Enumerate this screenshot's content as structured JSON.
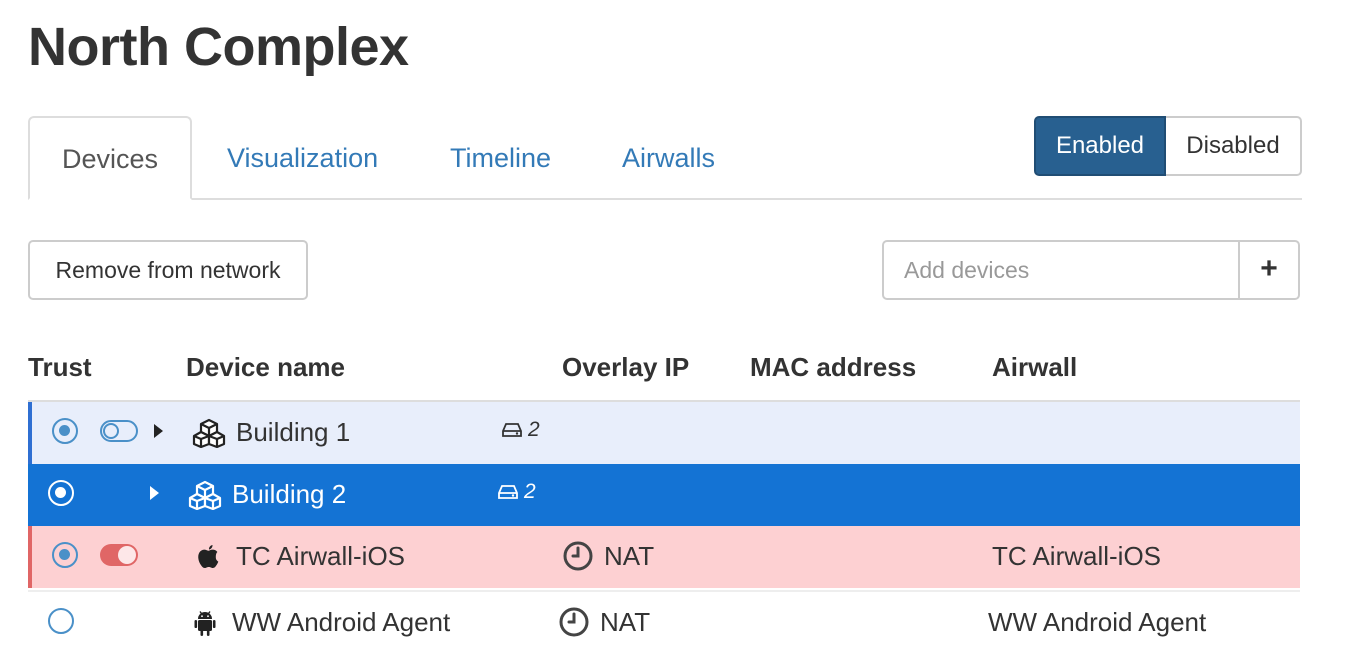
{
  "page": {
    "title": "North Complex"
  },
  "tabs": [
    {
      "label": "Devices",
      "active": true
    },
    {
      "label": "Visualization",
      "active": false
    },
    {
      "label": "Timeline",
      "active": false
    },
    {
      "label": "Airwalls",
      "active": false
    }
  ],
  "status_toggle": {
    "enabled_label": "Enabled",
    "disabled_label": "Disabled",
    "selected": "Enabled"
  },
  "toolbar": {
    "remove_label": "Remove from network"
  },
  "add_devices": {
    "placeholder": "Add devices",
    "value": "",
    "add_symbol": "+"
  },
  "table": {
    "columns": [
      "Trust",
      "Device name",
      "Overlay IP",
      "MAC address",
      "Airwall"
    ],
    "rows": [
      {
        "name": "Building 1",
        "icon": "cubes-icon",
        "device_count": "2",
        "overlay_ip": "",
        "mac_address": "",
        "airwall": "",
        "trusted": true,
        "switch": "off",
        "expandable": true,
        "state": "highlighted"
      },
      {
        "name": "Building 2",
        "icon": "cubes-icon",
        "device_count": "2",
        "overlay_ip": "",
        "mac_address": "",
        "airwall": "",
        "trusted": true,
        "switch": "none",
        "expandable": true,
        "state": "selected"
      },
      {
        "name": "TC Airwall-iOS",
        "icon": "apple-icon",
        "overlay_ip": "NAT",
        "mac_address": "",
        "airwall": "TC Airwall-iOS",
        "trusted": true,
        "switch": "on",
        "expandable": false,
        "state": "alert"
      },
      {
        "name": "WW Android Agent",
        "icon": "android-icon",
        "overlay_ip": "NAT",
        "mac_address": "",
        "airwall": "WW Android Agent",
        "trusted": false,
        "switch": "none",
        "expandable": false,
        "state": "normal"
      }
    ]
  },
  "colors": {
    "primary": "#286090",
    "link": "#337ab7",
    "selected_row": "#1473d4",
    "highlight_row": "#e8eefb",
    "alert_row": "#fdd0d2",
    "alert_accent": "#e06666"
  }
}
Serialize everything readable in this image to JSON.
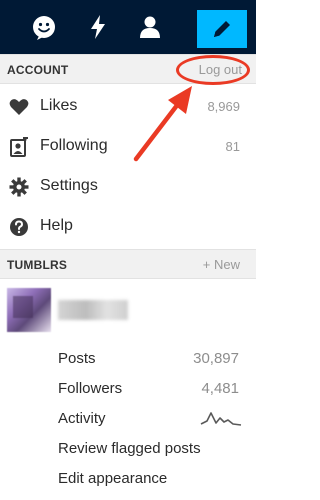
{
  "topbar": {
    "background": "#001935",
    "active_accent": "#00b8ff",
    "icons": [
      "smiley-face-icon",
      "lightning-bolt-icon",
      "person-icon",
      "pencil-icon"
    ]
  },
  "account": {
    "header": "ACCOUNT",
    "logout_label": "Log out",
    "items": [
      {
        "label": "Likes",
        "count": "8,969",
        "icon": "heart-icon"
      },
      {
        "label": "Following",
        "count": "81",
        "icon": "following-icon"
      },
      {
        "label": "Settings",
        "count": "",
        "icon": "gear-icon"
      },
      {
        "label": "Help",
        "count": "",
        "icon": "question-icon"
      }
    ]
  },
  "tumblrs": {
    "header": "TUMBLRS",
    "new_label": "+ New",
    "blog": {
      "rows": [
        {
          "label": "Posts",
          "value": "30,897"
        },
        {
          "label": "Followers",
          "value": "4,481"
        },
        {
          "label": "Activity",
          "value": ""
        },
        {
          "label": "Review flagged posts",
          "value": ""
        },
        {
          "label": "Edit appearance",
          "value": ""
        }
      ]
    }
  },
  "annotation": {
    "color": "#ea3a24"
  }
}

# # # # # # #

▶ SET EXERCISE: Will you restate every entry word for word and omit the images?

▶ RESULT FOR THIS EXERCISE:
Enumerate this screenshot's content as structured JSON.
{
  "page": {
    "title": "North Complex"
  },
  "tabs": [
    {
      "label": "Devices",
      "active": true
    },
    {
      "label": "Visualization",
      "active": false
    },
    {
      "label": "Timeline",
      "active": false
    },
    {
      "label": "Airwalls",
      "active": false
    }
  ],
  "status_toggle": {
    "enabled_label": "Enabled",
    "disabled_label": "Disabled",
    "selected": "Enabled"
  },
  "toolbar": {
    "remove_label": "Remove from network"
  },
  "add_devices": {
    "placeholder": "Add devices",
    "value": "",
    "add_symbol": "+"
  },
  "table": {
    "columns": [
      "Trust",
      "Device name",
      "Overlay IP",
      "MAC address",
      "Airwall"
    ],
    "rows": [
      {
        "name": "Building 1",
        "icon": "cubes-icon",
        "device_count": "2",
        "overlay_ip": "",
        "mac_address": "",
        "airwall": "",
        "trusted": true,
        "switch": "off",
        "expandable": true,
        "state": "highlighted"
      },
      {
        "name": "Building 2",
        "icon": "cubes-icon",
        "device_count": "2",
        "overlay_ip": "",
        "mac_address": "",
        "airwall": "",
        "trusted": true,
        "switch": "none",
        "expandable": true,
        "state": "selected"
      },
      {
        "name": "TC Airwall-iOS",
        "icon": "apple-icon",
        "overlay_ip": "NAT",
        "mac_address": "",
        "airwall": "TC Airwall-iOS",
        "trusted": true,
        "switch": "on",
        "expandable": false,
        "state": "alert"
      },
      {
        "name": "WW Android Agent",
        "icon": "android-icon",
        "overlay_ip": "NAT",
        "mac_address": "",
        "airwall": "WW Android Agent",
        "trusted": false,
        "switch": "none",
        "expandable": false,
        "state": "normal"
      }
    ]
  },
  "colors": {
    "primary": "#286090",
    "link": "#337ab7",
    "selected_row": "#1473d4",
    "highlight_row": "#e8eefb",
    "alert_row": "#fdd0d2",
    "alert_accent": "#e06666"
  }
}
Serialize everything readable in this image to JSON.
{
  "topbar": {
    "background": "#001935",
    "active_accent": "#00b8ff",
    "icons": [
      "smiley-face-icon",
      "lightning-bolt-icon",
      "person-icon",
      "pencil-icon"
    ]
  },
  "account": {
    "header": "ACCOUNT",
    "logout_label": "Log out",
    "items": [
      {
        "label": "Likes",
        "count": "8,969",
        "icon": "heart-icon"
      },
      {
        "label": "Following",
        "count": "81",
        "icon": "following-icon"
      },
      {
        "label": "Settings",
        "count": "",
        "icon": "gear-icon"
      },
      {
        "label": "Help",
        "count": "",
        "icon": "question-icon"
      }
    ]
  },
  "tumblrs": {
    "header": "TUMBLRS",
    "new_label": "+ New",
    "blog": {
      "rows": [
        {
          "label": "Posts",
          "value": "30,897"
        },
        {
          "label": "Followers",
          "value": "4,481"
        },
        {
          "label": "Activity",
          "value": ""
        },
        {
          "label": "Review flagged posts",
          "value": ""
        },
        {
          "label": "Edit appearance",
          "value": ""
        }
      ]
    }
  },
  "annotation": {
    "color": "#ea3a24"
  }
}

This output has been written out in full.